## Begin SOURCE RECORDS

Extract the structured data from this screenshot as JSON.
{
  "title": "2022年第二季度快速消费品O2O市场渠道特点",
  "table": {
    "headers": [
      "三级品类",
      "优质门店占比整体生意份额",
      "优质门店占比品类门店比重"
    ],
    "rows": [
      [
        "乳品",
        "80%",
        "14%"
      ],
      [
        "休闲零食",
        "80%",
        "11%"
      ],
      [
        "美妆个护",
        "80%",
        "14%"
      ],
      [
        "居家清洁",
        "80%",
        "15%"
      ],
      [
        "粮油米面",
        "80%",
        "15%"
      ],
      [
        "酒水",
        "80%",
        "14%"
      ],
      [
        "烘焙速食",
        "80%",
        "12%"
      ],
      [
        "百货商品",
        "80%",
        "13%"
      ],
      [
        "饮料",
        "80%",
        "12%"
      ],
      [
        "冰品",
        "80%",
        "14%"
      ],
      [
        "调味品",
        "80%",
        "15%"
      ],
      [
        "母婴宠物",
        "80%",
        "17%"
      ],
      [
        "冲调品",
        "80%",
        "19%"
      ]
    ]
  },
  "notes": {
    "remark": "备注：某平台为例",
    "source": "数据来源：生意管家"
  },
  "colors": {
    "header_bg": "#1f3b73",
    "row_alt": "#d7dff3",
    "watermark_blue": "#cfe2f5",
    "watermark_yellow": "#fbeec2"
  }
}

## End SOURCE RECORDS

_SET TASK_. Copy every record above exactly as it appears.

_FULL ANSWER_.
Extract the structured data from this screenshot as JSON.
{
  "title": "2022年第二季度快速消费品O2O市场渠道特点",
  "table": {
    "headers": [
      "三级品类",
      "优质门店占比整体生意份额",
      "优质门店占比品类门店比重"
    ],
    "rows": [
      [
        "乳品",
        "80%",
        "14%"
      ],
      [
        "休闲零食",
        "80%",
        "11%"
      ],
      [
        "美妆个护",
        "80%",
        "14%"
      ],
      [
        "居家清洁",
        "80%",
        "15%"
      ],
      [
        "粮油米面",
        "80%",
        "15%"
      ],
      [
        "酒水",
        "80%",
        "14%"
      ],
      [
        "烘焙速食",
        "80%",
        "12%"
      ],
      [
        "百货商品",
        "80%",
        "13%"
      ],
      [
        "饮料",
        "80%",
        "12%"
      ],
      [
        "冰品",
        "80%",
        "14%"
      ],
      [
        "调味品",
        "80%",
        "15%"
      ],
      [
        "母婴宠物",
        "80%",
        "17%"
      ],
      [
        "冲调品",
        "80%",
        "19%"
      ]
    ]
  },
  "notes": {
    "remark": "备注：某平台为例",
    "source": "数据来源：生意管家"
  },
  "colors": {
    "header_bg": "#1f3b73",
    "row_alt": "#d7dff3",
    "watermark_blue": "#cfe2f5",
    "watermark_yellow": "#fbeec2"
  }
}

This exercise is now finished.